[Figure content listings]
========================================

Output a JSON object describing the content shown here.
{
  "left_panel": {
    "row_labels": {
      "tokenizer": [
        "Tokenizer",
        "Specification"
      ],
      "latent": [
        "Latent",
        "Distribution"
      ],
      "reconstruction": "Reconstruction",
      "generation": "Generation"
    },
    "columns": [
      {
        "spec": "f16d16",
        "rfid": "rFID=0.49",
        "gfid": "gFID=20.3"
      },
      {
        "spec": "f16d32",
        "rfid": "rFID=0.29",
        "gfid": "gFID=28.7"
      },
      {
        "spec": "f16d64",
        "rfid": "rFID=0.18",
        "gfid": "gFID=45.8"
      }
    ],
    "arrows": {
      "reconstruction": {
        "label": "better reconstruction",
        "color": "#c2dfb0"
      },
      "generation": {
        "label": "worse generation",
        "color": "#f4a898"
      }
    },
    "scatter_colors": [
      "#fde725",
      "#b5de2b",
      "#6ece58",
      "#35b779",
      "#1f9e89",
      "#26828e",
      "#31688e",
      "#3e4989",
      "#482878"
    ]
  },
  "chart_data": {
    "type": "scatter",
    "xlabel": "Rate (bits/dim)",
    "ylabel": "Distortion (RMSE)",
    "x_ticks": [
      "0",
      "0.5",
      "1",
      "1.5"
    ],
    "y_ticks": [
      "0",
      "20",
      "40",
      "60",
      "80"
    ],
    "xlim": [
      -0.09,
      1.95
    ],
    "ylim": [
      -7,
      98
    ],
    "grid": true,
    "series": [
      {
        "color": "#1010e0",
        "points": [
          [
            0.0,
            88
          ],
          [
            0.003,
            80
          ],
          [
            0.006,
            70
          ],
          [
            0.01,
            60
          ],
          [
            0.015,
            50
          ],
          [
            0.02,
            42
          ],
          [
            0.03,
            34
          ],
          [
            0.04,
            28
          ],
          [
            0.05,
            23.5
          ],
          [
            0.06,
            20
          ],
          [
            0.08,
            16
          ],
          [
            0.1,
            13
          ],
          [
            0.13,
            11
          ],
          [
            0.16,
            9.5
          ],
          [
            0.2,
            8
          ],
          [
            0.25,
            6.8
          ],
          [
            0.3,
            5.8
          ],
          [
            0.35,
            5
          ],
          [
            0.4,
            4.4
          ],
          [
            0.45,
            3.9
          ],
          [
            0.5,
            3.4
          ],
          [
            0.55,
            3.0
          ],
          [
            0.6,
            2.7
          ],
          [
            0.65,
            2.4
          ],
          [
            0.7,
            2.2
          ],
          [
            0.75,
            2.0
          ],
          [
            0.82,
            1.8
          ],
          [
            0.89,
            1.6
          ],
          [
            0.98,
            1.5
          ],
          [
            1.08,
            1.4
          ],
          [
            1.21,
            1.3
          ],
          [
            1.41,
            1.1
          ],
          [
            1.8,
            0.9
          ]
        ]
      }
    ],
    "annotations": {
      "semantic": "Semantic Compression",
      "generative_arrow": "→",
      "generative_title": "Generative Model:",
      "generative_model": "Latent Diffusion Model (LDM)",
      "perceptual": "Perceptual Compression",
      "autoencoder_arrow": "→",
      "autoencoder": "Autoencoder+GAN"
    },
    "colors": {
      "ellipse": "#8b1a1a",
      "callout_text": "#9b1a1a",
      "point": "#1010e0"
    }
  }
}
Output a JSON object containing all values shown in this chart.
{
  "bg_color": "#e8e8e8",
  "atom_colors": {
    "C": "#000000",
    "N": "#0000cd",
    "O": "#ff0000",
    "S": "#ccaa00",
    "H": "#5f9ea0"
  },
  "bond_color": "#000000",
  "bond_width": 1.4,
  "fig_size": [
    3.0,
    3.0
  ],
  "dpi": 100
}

========================================

== EXERCISE ==
Output each record precisely as given.

== SOLUTION TO THE EXERCISE ==
Output a JSON object describing the content shown here.
{
  "left_panel": {
    "row_labels": {
      "tokenizer": [
        "Tokenizer",
        "Specification"
      ],
      "latent": [
        "Latent",
        "Distribution"
      ],
      "reconstruction": "Reconstruction",
      "generation": "Generation"
    },
    "columns": [
      {
        "spec": "f16d16",
        "rfid": "rFID=0.49",
        "gfid": "gFID=20.3"
      },
      {
        "spec": "f16d32",
        "rfid": "rFID=0.29",
        "gfid": "gFID=28.7"
      },
      {
        "spec": "f16d64",
        "rfid": "rFID=0.18",
        "gfid": "gFID=45.8"
      }
    ],
    "arrows": {
      "reconstruction": {
        "label": "better reconstruction",
        "color": "#c2dfb0"
      },
      "generation": {
        "label": "worse generation",
        "color": "#f4a898"
      }
    },
    "scatter_colors": [
      "#fde725",
      "#b5de2b",
      "#6ece58",
      "#35b779",
      "#1f9e89",
      "#26828e",
      "#31688e",
      "#3e4989",
      "#482878"
    ]
  },
  "chart_data": {
    "type": "scatter",
    "xlabel": "Rate (bits/dim)",
    "ylabel": "Distortion (RMSE)",
    "x_ticks": [
      "0",
      "0.5",
      "1",
      "1.5"
    ],
    "y_ticks": [
      "0",
      "20",
      "40",
      "60",
      "80"
    ],
    "xlim": [
      -0.09,
      1.95
    ],
    "ylim": [
      -7,
      98
    ],
    "grid": true,
    "series": [
      {
        "color": "#1010e0",
        "points": [
          [
            0.0,
            88
          ],
          [
            0.003,
            80
          ],
          [
            0.006,
            70
          ],
          [
            0.01,
            60
          ],
          [
            0.015,
            50
          ],
          [
            0.02,
            42
          ],
          [
            0.03,
            34
          ],
          [
            0.04,
            28
          ],
          [
            0.05,
            23.5
          ],
          [
            0.06,
            20
          ],
          [
            0.08,
            16
          ],
          [
            0.1,
            13
          ],
          [
            0.13,
            11
          ],
          [
            0.16,
            9.5
          ],
          [
            0.2,
            8
          ],
          [
            0.25,
            6.8
          ],
          [
            0.3,
            5.8
          ],
          [
            0.35,
            5
          ],
          [
            0.4,
            4.4
          ],
          [
            0.45,
            3.9
          ],
          [
            0.5,
            3.4
          ],
          [
            0.55,
            3.0
          ],
          [
            0.6,
            2.7
          ],
          [
            0.65,
            2.4
          ],
          [
            0.7,
            2.2
          ],
          [
            0.75,
            2.0
          ],
          [
            0.82,
            1.8
          ],
          [
            0.89,
            1.6
          ],
          [
            0.98,
            1.5
          ],
          [
            1.08,
            1.4
          ],
          [
            1.21,
            1.3
          ],
          [
            1.41,
            1.1
          ],
          [
            1.8,
            0.9
          ]
        ]
      }
    ],
    "annotations": {
      "semantic": "Semantic Compression",
      "generative_arrow": "→",
      "generative_title": "Generative Model:",
      "generative_model": "Latent Diffusion Model (LDM)",
      "perceptual": "Perceptual Compression",
      "autoencoder_arrow": "→",
      "autoencoder": "Autoencoder+GAN"
    },
    "colors": {
      "ellipse": "#8b1a1a",
      "callout_text": "#9b1a1a",
      "point": "#1010e0"
    }
  }
}
Output a JSON object containing all values shown in this chart.
{
  "bg_color": "#e8e8e8",
  "atom_colors": {
    "C": "#000000",
    "N": "#0000cd",
    "O": "#ff0000",
    "S": "#ccaa00",
    "H": "#5f9ea0"
  },
  "bond_color": "#000000",
  "bond_width": 1.4,
  "fig_size": [
    3.0,
    3.0
  ],
  "dpi": 100
}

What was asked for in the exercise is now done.